----- Excerpt provided -----
Lord Jauncey of Tullichettle: My Lords, it is always a pleasure to follow the noble Lord, Lord Alexander of Weedon, to whose honeyed words I listened and always enjoyed when he appeared before the Appellate Committee some years ago.

We are dealing at the moment with three items in the Bill. I propose to refer only to one; namely, the Supreme Court. The Appellate Committee has functioned, as is widely agreed, with great distinction and effectively since its constitution by the Appellate Jurisdiction Act 1876. On 10 June 2002, in answer to a question from the noble Lord, Lord Lester, the then Lord Chancellor, the noble and learned Lord, Lord Irvine of Lairg, replied:

    "The Government are of the view that a sufficient case has not been made for the abolition of the Appellate Committee".—[Official Report, 10/6/02; col. WA3.]

What happened between then and 12 June 2003? What is the alleged justification for the abolition of the Appellate Committee and its replacement by an institution which will perform almost identical functions at a huge capital and revenue cost?

A little clue is to be found in the consultation paper on the matter. It has been said that the Government have consulted. Consultation papers were handed out for consideration. But the consultation paper on the Supreme Court did not want responses as to whether there should be such a court. The decision had already been made. The paper wanted responses only on the details. So it was perhaps not surprising that not much was said about the reasons for setting it up.

Two matters were mentioned; that the Appellate Committee was no longer sustainable and that the establishment of a Supreme Court would preserve and increase—I emphasise the word increase—the judges' independence. That sounds absolutely splendid. But a bald assertion of unsustainability is absolutely meaningless in the absence of reasons.
----- Data listing -----
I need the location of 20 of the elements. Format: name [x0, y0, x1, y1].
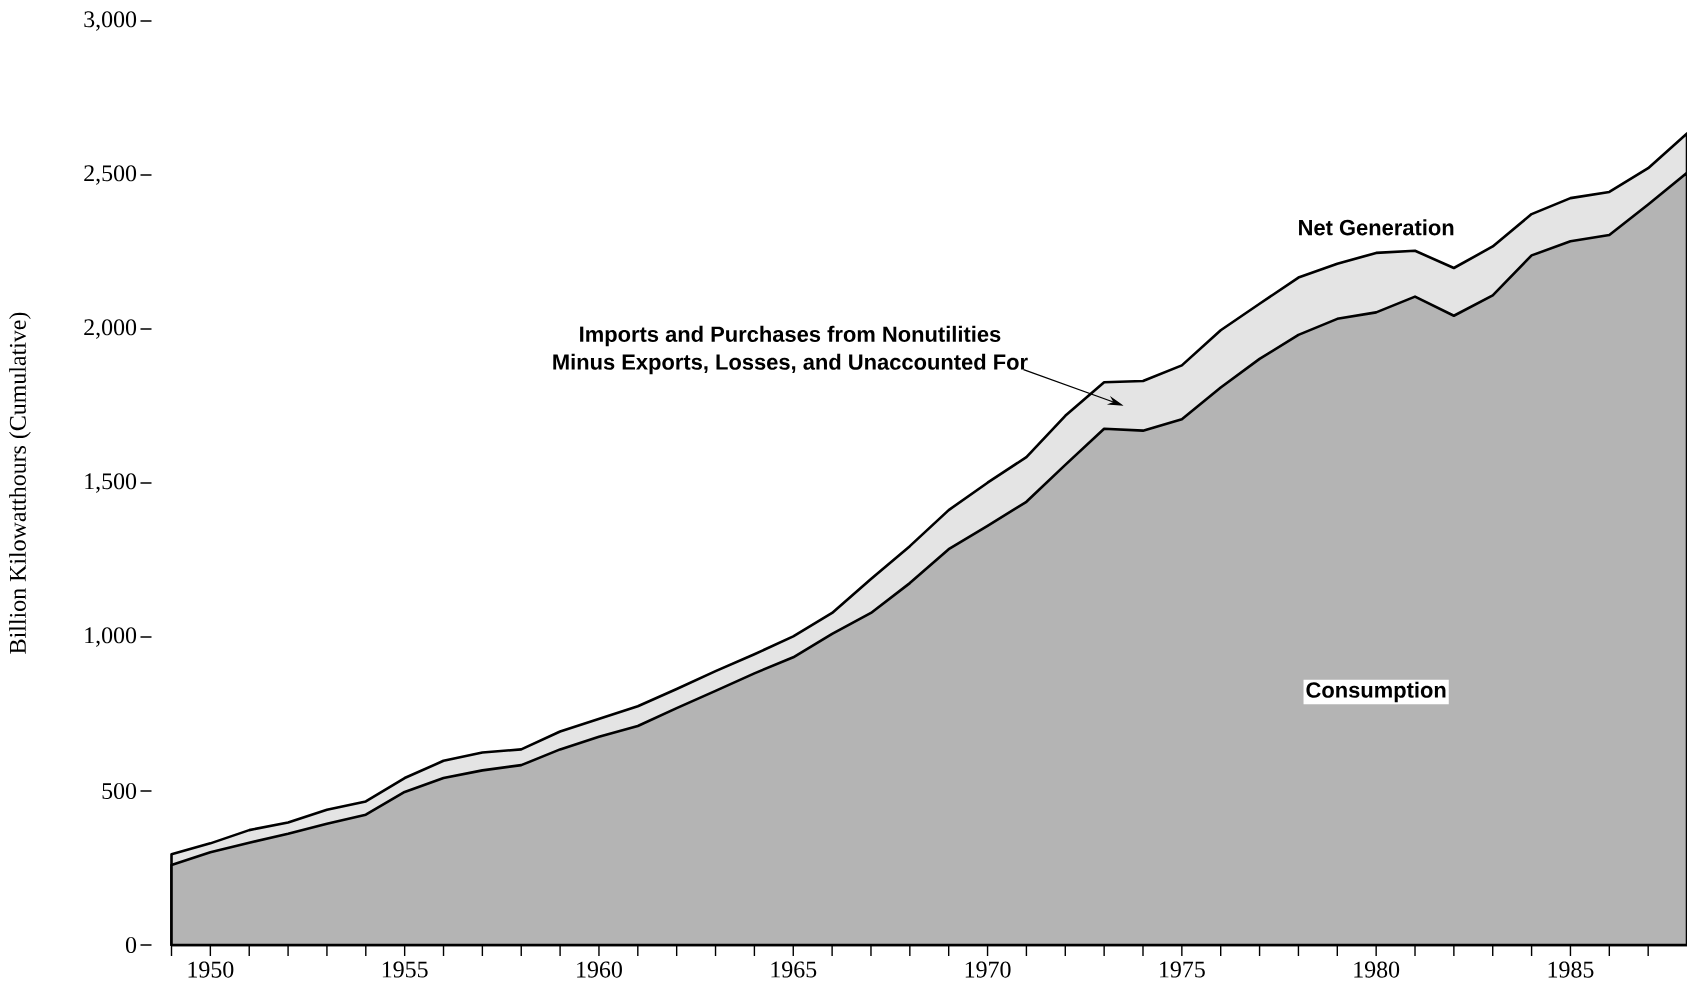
x-tick-label: 1985 — [1548, 961, 1594, 978]
annotation: Imports and Purchases from Nonutilities — [580, 325, 1001, 347]
x-tick-label: 1950 — [188, 961, 234, 978]
y-axis-title: Billion Kilowatthours (Cumulative) — [9, 312, 31, 654]
series-label: Net Generation — [1299, 219, 1454, 236]
y-tick-label: 3,000 — [84, 11, 137, 31]
annotation: Minus Exports, Losses, and Unaccounted For — [553, 353, 1028, 375]
x-tick-label: 1970 — [965, 961, 1011, 978]
x-tick-label: 1960 — [577, 961, 622, 978]
y-tick-label: 500 — [102, 782, 137, 800]
y-tick-label: 2,500 — [84, 165, 137, 185]
x-tick-label: 1980 — [1354, 961, 1400, 978]
x-tick-label: 1955 — [382, 961, 428, 978]
x-tick-label: 1975 — [1160, 961, 1205, 978]
y-tick-label: 1,000 — [85, 627, 137, 647]
series-label: Consumption — [1306, 681, 1446, 703]
x-tick-label: 1965 — [771, 961, 817, 978]
y-tick-label: 2,000 — [84, 319, 137, 339]
y-tick-label: 0 — [125, 936, 137, 954]
y-tick-label: 1,500 — [85, 473, 137, 493]
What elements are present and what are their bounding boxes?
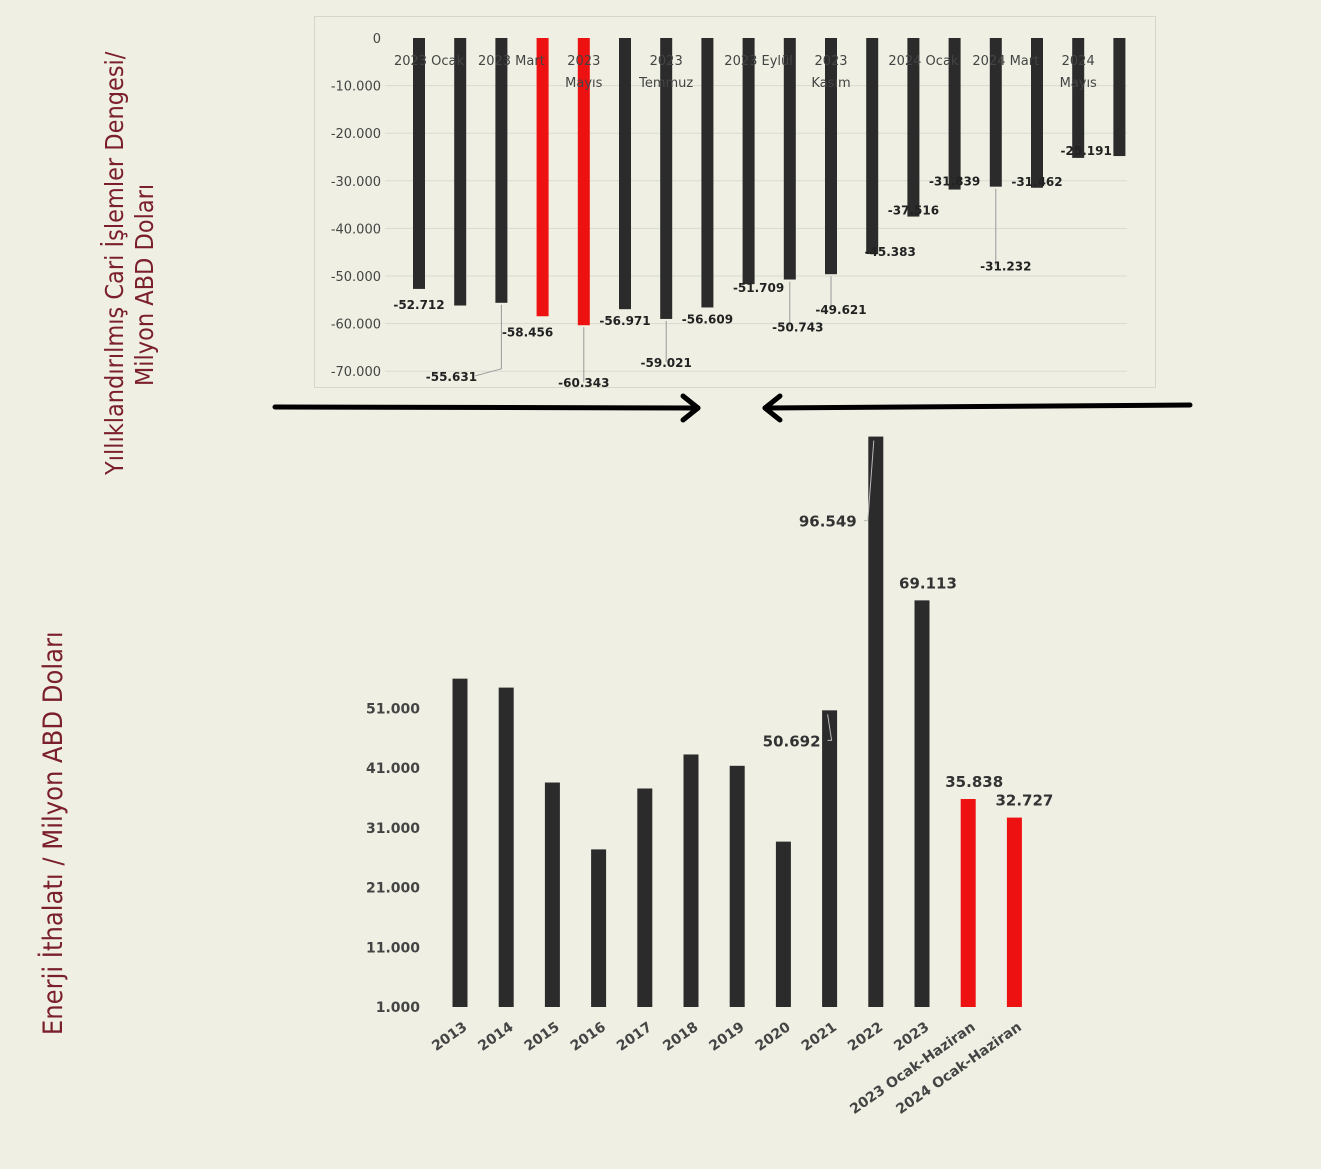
top-chart-panel: 0 -10.000 -20.000 -30.000 -40.000 -50.000 -60.…	[314, 16, 1156, 390]
y-tick-label: -50.000	[331, 270, 381, 285]
x-tick-label: Temmuz	[638, 76, 693, 91]
data-label: -31.839	[929, 175, 980, 189]
bar	[775, 841, 791, 1007]
arrow-right-icon	[272, 393, 701, 423]
y-tick-label: 0	[373, 32, 381, 47]
y-tick-label: 51.000	[366, 702, 420, 718]
data-label: -50.743	[772, 321, 823, 335]
bar	[989, 38, 1002, 187]
data-label: 69.113	[899, 574, 957, 592]
bar	[413, 38, 425, 289]
y-tick-label: 31.000	[366, 821, 420, 837]
data-label: -58.456	[502, 325, 553, 339]
bar	[498, 687, 514, 1007]
leader-line	[827, 714, 833, 741]
bar	[495, 38, 508, 303]
x-tick-label: 2023 Mart	[478, 54, 545, 69]
y-tick-label: -20.000	[331, 127, 381, 142]
data-label: -31.462	[1011, 175, 1062, 189]
x-tick-label: 2018	[660, 1019, 701, 1054]
data-label: 96.549	[799, 513, 857, 531]
x-tick-label: 2017	[614, 1019, 655, 1054]
data-label: -25.191	[1061, 144, 1112, 158]
bar	[914, 600, 930, 1007]
x-tick-label: 2015	[522, 1019, 563, 1054]
bar	[577, 38, 590, 326]
bar	[948, 38, 961, 190]
bar	[1006, 817, 1022, 1007]
data-label: -56.971	[599, 314, 650, 328]
data-label: -45.383	[865, 245, 916, 259]
data-label: 32.727	[995, 792, 1053, 810]
x-tick-label: 2020	[753, 1019, 794, 1055]
bar	[660, 38, 673, 319]
leader-line	[863, 440, 875, 522]
bar	[868, 436, 884, 1007]
y-tick-label: 41.000	[366, 761, 420, 777]
y-tick-label: 21.000	[366, 881, 420, 897]
y-tick-label: -60.000	[331, 318, 381, 333]
bar	[729, 765, 745, 1007]
y-tick-label: -30.000	[331, 175, 381, 190]
bar	[637, 788, 653, 1007]
x-tick-label: 2023	[814, 54, 847, 69]
bar	[701, 38, 714, 308]
bar	[452, 678, 468, 1007]
bar	[783, 38, 796, 280]
x-tick-label: 2023 Eylül	[724, 54, 793, 69]
bar	[1113, 38, 1126, 157]
data-label: -55.631	[426, 370, 477, 384]
x-tick-label: 2023 Ocak	[394, 54, 465, 69]
data-label: -59.021	[641, 356, 692, 370]
data-label: -51.709	[733, 281, 784, 295]
current-account-chart: 0 -10.000 -20.000 -30.000 -40.000 -50.000 -60.…	[331, 32, 1127, 390]
bar	[619, 38, 631, 310]
leader-line	[475, 304, 502, 377]
x-tick-label: Mayıs	[565, 76, 602, 91]
x-tick-label: 2019	[706, 1019, 747, 1054]
bar	[536, 38, 549, 317]
data-label: -56.609	[682, 312, 733, 326]
arrow-left-icon	[762, 393, 1193, 423]
x-tick-label: 2013	[429, 1019, 470, 1054]
x-tick-label: Mayıs	[1060, 76, 1097, 91]
bar	[454, 38, 467, 306]
bar	[544, 782, 560, 1007]
y-tick-label: -40.000	[331, 222, 381, 237]
bar	[907, 38, 920, 217]
x-tick-label: 2021	[799, 1019, 840, 1054]
x-tick-label: 2024 Mart	[972, 54, 1039, 69]
bar	[960, 799, 976, 1007]
y-tick-label: 11.000	[366, 940, 420, 956]
data-label: 50.692	[763, 732, 821, 750]
bar	[742, 38, 755, 285]
bar	[822, 710, 838, 1007]
x-tick-label: 2023	[567, 54, 600, 69]
data-label: -37.516	[888, 204, 939, 218]
y-tick-label: 1.000	[376, 1000, 421, 1016]
x-tick-label: 2023	[650, 54, 683, 69]
x-tick-label: 2014	[475, 1019, 516, 1055]
bar	[866, 38, 879, 255]
bar	[825, 38, 837, 275]
data-label: -49.621	[815, 303, 866, 317]
x-tick-label: Kasım	[811, 76, 850, 91]
y-tick-label: -70.000	[331, 365, 381, 380]
data-label: -60.343	[558, 376, 609, 387]
y-tick-label: -10.000	[331, 80, 381, 95]
x-tick-label: 2016	[568, 1019, 609, 1054]
x-tick-label: 2022	[845, 1019, 886, 1054]
bar	[683, 754, 699, 1007]
x-tick-label: 2024 Ocak	[888, 54, 959, 69]
x-tick-label: 2024	[1062, 54, 1095, 69]
data-label: 35.838	[945, 773, 1003, 791]
data-label: -31.232	[980, 260, 1031, 274]
data-label: -52.712	[393, 298, 444, 312]
bar	[1031, 38, 1043, 188]
bar	[1072, 38, 1085, 158]
bar	[591, 849, 607, 1007]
-----
Work to complete:
a. Answer these questions from the Lords speech on the Supreme Court:
(i) Under which Act was the Appellate Committee constituted?
(ii) On what date did Lord Irvine of Lairg reply to the question from Lord Lester?
(iii) The consultation paper on the Supreme Court wanted responses only on what?
b. Retype the stretch of the Lords speech on the Supreme Court from "A little clue" through "setting it up.".
The rows have no connection to the Lords speech on the Supreme Court.

Outputs in order:
a.
(i) The Appellate Jurisdiction Act 1876
(ii) 10 June 2002
(iii) The details

b.
A little clue is to be found in the consultation paper on the matter. It has been said that the Government have consulted. Consultation papers were handed out for consideration. But the consultation paper on the Supreme Court did not want responses as to whether there should be such a court. The decision had already been made. The paper wanted responses only on the details. So it was perhaps not surprising that not much was said about the reasons for setting it up.